▶ _Required task_: From the listing below, extract each line containing the string "stay".

(Dataset excerpts)
## start

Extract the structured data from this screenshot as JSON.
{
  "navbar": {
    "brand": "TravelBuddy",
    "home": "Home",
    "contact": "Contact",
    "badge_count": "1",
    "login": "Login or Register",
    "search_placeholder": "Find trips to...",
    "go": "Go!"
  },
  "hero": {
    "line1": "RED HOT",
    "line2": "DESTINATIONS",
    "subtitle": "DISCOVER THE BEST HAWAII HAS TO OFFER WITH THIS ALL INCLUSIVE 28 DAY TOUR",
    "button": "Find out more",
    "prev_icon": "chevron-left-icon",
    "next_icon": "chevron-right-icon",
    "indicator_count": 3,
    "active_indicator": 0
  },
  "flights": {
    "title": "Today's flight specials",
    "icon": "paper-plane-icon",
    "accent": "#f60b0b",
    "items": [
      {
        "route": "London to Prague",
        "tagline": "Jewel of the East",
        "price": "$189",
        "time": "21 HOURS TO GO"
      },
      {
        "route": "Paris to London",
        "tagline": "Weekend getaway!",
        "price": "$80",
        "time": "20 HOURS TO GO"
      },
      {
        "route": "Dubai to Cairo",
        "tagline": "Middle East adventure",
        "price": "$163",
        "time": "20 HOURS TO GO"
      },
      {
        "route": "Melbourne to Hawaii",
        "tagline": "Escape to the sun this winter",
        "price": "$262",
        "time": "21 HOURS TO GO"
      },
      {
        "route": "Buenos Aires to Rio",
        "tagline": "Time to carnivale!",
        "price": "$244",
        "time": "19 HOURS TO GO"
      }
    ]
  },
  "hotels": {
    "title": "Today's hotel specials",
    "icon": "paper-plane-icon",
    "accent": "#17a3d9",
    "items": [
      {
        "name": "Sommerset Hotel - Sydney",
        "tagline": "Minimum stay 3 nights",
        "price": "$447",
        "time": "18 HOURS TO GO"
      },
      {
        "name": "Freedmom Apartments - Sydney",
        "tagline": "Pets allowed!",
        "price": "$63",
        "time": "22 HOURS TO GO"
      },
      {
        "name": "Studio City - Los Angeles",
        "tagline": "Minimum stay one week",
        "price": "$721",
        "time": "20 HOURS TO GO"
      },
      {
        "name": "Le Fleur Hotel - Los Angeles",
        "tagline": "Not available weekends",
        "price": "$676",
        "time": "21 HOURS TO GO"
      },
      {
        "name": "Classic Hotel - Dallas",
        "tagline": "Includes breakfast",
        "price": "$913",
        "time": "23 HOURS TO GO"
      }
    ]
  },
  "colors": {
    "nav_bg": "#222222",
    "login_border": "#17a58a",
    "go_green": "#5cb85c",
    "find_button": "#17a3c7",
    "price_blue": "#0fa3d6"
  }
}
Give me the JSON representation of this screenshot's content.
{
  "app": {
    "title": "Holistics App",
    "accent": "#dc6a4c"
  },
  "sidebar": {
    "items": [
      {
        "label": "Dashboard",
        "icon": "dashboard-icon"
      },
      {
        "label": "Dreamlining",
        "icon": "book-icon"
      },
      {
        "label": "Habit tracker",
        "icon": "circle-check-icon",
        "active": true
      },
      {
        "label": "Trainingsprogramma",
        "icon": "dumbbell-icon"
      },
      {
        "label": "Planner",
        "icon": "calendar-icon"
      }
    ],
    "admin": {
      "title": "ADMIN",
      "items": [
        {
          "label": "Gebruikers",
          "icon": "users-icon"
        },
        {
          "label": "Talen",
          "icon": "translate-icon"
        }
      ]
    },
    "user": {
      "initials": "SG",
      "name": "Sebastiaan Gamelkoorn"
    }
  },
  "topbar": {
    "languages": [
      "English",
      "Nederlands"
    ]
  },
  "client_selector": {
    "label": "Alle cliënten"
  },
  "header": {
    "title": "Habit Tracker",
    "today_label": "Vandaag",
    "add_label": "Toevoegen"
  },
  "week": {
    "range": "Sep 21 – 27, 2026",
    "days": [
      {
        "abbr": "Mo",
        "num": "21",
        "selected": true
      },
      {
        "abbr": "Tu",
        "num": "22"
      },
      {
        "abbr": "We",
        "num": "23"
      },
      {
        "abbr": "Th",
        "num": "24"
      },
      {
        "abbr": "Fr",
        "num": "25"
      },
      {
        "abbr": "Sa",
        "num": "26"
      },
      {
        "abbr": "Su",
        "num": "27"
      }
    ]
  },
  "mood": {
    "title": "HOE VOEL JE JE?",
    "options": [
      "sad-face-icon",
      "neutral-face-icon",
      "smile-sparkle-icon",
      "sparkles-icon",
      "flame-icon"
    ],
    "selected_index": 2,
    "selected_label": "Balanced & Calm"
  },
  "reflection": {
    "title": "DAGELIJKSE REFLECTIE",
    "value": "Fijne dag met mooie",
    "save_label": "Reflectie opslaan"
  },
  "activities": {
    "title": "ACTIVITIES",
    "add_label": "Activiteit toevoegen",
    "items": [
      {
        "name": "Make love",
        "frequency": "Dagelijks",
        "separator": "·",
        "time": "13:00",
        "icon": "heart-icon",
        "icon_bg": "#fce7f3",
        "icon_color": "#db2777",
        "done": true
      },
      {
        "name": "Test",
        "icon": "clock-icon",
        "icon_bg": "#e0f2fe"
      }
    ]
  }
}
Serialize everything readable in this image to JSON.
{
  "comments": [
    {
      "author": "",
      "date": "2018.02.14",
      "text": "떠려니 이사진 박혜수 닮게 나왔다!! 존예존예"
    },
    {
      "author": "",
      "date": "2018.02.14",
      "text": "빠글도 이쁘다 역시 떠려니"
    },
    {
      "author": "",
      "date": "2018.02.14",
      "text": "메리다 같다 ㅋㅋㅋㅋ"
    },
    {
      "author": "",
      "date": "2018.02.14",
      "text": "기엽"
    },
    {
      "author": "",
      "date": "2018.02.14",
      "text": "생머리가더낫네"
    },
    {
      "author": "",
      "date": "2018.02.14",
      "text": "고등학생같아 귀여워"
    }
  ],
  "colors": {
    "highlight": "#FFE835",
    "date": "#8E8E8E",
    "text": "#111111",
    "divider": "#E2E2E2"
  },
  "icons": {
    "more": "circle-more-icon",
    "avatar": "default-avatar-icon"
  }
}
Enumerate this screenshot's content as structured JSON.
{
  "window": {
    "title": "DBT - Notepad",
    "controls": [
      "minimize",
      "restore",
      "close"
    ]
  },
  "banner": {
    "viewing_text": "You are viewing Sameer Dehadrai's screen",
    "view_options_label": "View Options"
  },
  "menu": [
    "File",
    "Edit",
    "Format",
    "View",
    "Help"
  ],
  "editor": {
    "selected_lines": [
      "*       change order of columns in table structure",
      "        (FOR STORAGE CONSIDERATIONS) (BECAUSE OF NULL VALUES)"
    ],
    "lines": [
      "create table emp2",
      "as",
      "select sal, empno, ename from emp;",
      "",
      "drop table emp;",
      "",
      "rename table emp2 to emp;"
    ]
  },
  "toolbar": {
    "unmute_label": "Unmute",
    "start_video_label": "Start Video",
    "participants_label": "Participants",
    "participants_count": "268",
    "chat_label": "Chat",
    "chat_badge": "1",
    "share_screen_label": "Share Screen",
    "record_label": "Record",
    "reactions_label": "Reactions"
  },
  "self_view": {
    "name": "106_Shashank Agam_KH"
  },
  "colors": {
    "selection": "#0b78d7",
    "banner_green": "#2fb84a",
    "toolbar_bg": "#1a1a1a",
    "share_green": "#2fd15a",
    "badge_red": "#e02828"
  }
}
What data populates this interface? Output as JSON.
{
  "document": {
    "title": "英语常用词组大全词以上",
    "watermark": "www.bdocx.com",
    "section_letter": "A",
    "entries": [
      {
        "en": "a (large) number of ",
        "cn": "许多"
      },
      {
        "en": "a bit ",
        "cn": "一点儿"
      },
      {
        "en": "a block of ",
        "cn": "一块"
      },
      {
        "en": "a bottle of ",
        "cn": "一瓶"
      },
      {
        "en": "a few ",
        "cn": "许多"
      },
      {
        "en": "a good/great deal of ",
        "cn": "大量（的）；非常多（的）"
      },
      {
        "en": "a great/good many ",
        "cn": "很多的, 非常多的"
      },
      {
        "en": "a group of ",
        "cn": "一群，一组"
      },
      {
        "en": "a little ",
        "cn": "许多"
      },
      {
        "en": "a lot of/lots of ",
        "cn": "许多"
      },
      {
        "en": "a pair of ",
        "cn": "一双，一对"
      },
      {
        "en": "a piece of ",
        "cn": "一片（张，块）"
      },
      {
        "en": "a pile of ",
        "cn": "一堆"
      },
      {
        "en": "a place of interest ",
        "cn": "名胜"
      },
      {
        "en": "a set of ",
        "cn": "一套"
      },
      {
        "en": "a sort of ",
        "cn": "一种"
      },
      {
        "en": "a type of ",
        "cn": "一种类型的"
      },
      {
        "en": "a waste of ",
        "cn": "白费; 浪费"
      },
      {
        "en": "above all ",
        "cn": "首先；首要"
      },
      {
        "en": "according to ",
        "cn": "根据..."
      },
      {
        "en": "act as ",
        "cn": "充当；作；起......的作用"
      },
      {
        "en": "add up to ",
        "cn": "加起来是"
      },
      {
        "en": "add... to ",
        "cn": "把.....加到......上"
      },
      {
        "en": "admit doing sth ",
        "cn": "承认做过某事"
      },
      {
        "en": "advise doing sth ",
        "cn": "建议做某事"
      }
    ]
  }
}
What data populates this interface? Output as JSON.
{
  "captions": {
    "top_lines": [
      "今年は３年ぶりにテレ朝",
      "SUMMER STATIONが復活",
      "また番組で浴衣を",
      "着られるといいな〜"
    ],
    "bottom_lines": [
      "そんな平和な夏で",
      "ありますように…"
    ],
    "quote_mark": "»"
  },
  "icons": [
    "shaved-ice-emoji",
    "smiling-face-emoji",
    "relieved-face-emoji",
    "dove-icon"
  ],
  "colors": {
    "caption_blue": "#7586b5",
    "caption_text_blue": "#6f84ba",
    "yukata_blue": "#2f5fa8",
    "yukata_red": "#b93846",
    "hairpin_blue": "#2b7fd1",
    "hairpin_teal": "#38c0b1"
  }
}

## end

▶ _Solution to the exercise_:
        "tagline": "Minimum stay 3 nights",
        "tagline": "Minimum stay one week",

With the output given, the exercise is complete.